Data records

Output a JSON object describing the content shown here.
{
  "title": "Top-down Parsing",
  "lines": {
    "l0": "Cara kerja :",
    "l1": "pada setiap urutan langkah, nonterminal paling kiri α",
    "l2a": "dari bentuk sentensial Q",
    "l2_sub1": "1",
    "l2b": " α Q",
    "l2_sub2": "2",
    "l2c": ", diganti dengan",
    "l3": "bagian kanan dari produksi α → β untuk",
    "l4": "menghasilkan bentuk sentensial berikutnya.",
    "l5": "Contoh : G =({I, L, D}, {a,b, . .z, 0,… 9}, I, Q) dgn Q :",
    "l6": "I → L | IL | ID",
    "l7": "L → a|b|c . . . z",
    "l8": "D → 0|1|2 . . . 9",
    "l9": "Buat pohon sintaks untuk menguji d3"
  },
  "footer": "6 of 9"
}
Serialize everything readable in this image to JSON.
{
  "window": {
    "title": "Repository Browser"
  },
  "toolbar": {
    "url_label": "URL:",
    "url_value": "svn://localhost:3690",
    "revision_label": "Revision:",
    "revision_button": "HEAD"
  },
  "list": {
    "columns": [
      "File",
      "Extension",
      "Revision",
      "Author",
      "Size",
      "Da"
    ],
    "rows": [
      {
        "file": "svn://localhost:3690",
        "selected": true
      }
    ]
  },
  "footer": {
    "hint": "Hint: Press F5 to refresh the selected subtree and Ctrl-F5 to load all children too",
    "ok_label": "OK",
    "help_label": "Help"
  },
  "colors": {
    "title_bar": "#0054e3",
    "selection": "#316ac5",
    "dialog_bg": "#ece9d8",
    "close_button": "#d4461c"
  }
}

What needs to be done — Above are some records. Count the lines among them with the word "JSON", and answer with the number only.

Solution to this problem — 2